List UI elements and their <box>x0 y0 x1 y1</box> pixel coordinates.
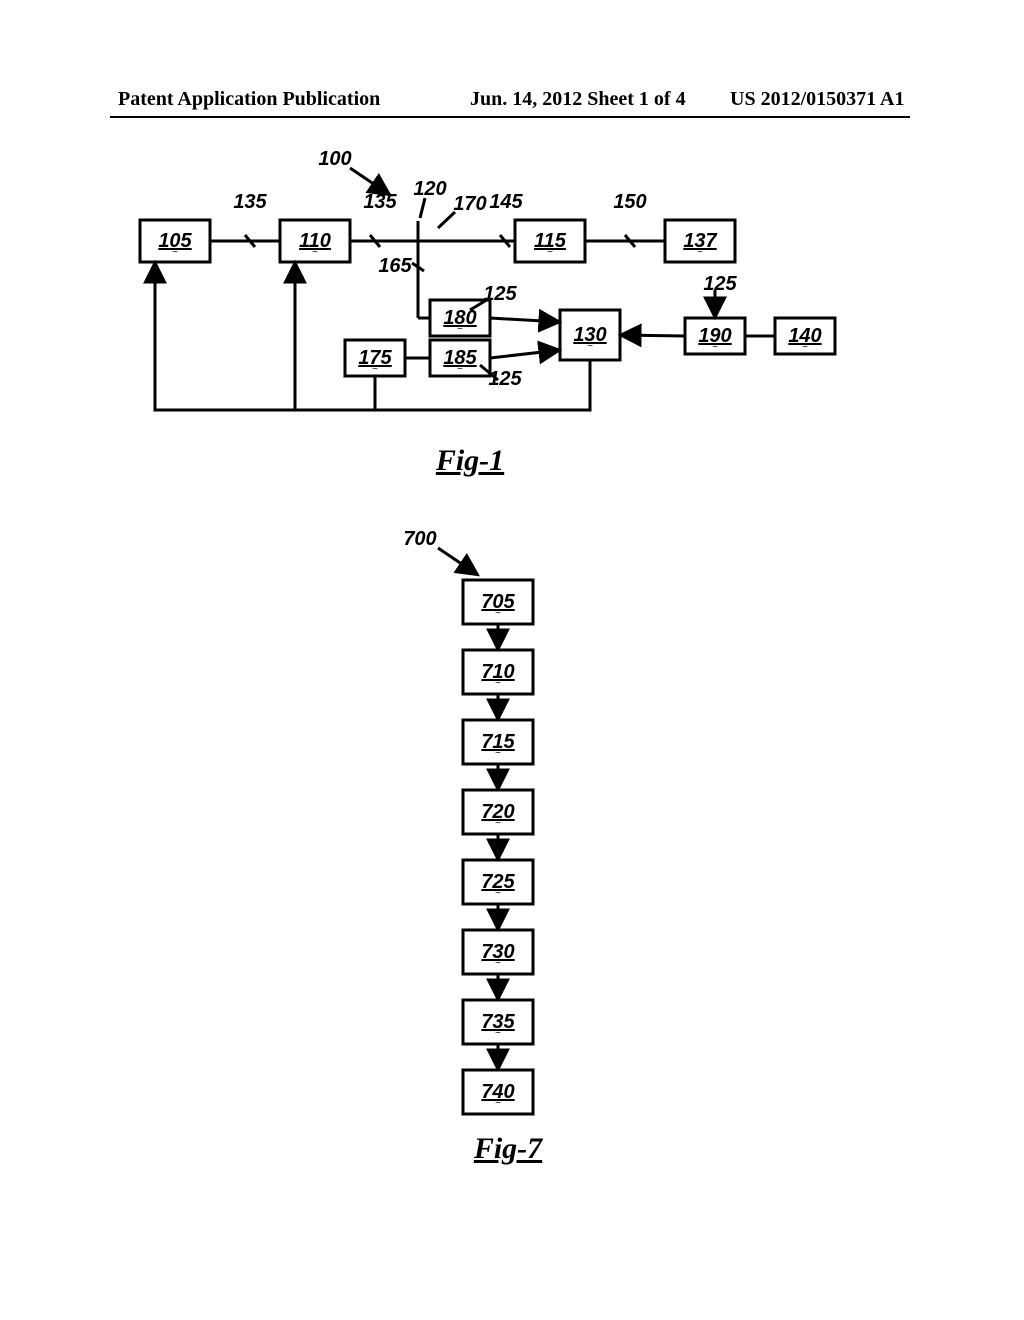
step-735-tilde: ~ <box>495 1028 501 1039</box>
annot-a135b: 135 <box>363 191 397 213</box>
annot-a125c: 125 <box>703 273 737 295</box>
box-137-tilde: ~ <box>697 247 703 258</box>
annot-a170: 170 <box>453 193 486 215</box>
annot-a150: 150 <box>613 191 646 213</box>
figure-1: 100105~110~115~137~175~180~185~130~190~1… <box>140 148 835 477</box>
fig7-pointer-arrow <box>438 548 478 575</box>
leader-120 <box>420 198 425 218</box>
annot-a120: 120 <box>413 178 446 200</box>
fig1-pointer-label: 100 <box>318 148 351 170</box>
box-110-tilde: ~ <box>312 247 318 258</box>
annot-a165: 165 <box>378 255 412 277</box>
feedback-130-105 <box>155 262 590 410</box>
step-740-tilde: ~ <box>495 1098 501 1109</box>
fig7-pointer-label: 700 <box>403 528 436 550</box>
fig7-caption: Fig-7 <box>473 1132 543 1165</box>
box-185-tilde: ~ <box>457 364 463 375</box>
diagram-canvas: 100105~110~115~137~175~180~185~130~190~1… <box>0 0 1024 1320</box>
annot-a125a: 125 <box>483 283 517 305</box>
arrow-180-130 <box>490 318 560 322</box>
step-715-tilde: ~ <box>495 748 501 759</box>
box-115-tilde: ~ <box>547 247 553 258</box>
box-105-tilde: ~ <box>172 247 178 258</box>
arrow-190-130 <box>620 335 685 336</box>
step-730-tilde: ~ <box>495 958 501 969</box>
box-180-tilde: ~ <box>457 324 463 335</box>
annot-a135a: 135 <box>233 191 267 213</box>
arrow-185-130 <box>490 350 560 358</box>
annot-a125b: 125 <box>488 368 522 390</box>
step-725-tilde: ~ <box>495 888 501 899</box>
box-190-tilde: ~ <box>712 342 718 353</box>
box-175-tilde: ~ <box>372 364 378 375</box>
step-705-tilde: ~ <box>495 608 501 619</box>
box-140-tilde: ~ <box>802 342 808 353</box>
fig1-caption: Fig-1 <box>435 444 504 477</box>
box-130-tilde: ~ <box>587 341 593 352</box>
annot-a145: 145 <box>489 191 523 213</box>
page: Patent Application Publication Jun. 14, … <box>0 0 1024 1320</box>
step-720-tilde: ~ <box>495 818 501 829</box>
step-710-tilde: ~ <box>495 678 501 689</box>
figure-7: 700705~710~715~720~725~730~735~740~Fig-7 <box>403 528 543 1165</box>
____
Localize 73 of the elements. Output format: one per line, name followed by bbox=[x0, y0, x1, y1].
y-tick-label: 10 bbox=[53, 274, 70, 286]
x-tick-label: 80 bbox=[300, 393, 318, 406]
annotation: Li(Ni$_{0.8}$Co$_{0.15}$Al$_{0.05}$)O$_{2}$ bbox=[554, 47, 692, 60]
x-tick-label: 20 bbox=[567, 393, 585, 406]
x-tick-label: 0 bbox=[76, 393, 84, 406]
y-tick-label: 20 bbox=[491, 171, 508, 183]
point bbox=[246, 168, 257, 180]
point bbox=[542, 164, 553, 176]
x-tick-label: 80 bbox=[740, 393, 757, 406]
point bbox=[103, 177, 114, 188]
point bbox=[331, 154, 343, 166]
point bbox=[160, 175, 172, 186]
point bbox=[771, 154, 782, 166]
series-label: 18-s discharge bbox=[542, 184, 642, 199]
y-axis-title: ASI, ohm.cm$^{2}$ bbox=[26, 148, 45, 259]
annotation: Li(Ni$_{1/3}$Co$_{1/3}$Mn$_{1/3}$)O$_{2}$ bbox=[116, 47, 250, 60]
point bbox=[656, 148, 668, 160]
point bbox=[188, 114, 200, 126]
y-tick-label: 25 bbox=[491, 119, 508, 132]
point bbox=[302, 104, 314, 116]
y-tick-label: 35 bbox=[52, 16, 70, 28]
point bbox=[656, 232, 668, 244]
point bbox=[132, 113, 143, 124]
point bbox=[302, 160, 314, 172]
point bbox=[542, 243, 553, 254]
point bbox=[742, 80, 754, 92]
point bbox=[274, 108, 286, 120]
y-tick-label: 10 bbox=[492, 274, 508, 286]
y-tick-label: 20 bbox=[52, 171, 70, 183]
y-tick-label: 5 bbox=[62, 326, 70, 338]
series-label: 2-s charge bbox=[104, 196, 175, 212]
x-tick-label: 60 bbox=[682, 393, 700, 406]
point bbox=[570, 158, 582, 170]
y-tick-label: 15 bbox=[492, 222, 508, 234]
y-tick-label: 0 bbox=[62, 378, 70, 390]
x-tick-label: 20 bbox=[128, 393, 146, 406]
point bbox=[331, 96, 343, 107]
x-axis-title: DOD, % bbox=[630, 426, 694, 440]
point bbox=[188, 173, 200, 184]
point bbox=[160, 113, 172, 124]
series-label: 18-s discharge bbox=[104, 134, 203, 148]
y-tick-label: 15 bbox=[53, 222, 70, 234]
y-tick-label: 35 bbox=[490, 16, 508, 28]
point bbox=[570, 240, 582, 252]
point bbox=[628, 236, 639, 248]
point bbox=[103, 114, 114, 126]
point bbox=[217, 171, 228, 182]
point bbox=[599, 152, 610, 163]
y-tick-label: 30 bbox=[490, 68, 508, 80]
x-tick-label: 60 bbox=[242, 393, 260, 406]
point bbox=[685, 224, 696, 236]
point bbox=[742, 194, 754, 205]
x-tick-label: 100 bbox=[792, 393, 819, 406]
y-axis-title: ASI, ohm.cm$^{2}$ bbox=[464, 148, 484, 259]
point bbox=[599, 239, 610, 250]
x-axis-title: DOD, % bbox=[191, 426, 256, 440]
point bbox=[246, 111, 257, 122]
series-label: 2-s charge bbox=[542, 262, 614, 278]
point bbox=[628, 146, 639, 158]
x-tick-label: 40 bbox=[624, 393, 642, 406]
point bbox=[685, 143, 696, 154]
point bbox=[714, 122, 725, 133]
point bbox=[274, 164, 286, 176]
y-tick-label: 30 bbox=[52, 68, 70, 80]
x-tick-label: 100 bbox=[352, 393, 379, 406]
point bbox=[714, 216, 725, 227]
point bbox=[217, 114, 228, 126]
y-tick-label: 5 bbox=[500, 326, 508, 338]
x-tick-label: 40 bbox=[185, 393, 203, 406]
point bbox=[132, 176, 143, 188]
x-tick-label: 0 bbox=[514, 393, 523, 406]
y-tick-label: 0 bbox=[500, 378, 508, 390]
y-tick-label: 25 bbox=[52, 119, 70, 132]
____
GIVEN PROBLEM —
Write out the lines of the material above as a numbered list, starting with the line that contains "step-735-tilde: ~ <box>495" and going up to and including the line that contains "diagram-canvas: 100105~110~115~137~175~180~185~130~190~1… <box>0". Leave out any blank lines.

TASK OUTPUT —
1. step-735-tilde: ~ <box>495 1028 501 1039</box>
2. annot-a135b: 135 <box>363 191 397 213</box>
3. annot-a125c: 125 <box>703 273 737 295</box>
4. box-137-tilde: ~ <box>697 247 703 258</box>
5. annot-a170: 170 <box>453 193 486 215</box>
6. annot-a150: 150 <box>613 191 646 213</box>
7. figure-1: 100105~110~115~137~175~180~185~130~190~1… <box>140 148 835 477</box>
8. fig7-pointer-arrow <box>438 548 478 575</box>
9. leader-120 <box>420 198 425 218</box>
10. annot-a120: 120 <box>413 178 446 200</box>
11. fig1-pointer-label: 100 <box>318 148 351 170</box>
12. box-110-tilde: ~ <box>312 247 318 258</box>
13. annot-a165: 165 <box>378 255 412 277</box>
14. feedback-130-105 <box>155 262 590 410</box>
15. step-740-tilde: ~ <box>495 1098 501 1109</box>
16. fig7-pointer-label: 700 <box>403 528 436 550</box>
17. fig7-caption: Fig-7 <box>473 1132 543 1165</box>
18. box-185-tilde: ~ <box>457 364 463 375</box>
19. diagram-canvas: 100105~110~115~137~175~180~185~130~190~1… <box>0 0 1024 1320</box>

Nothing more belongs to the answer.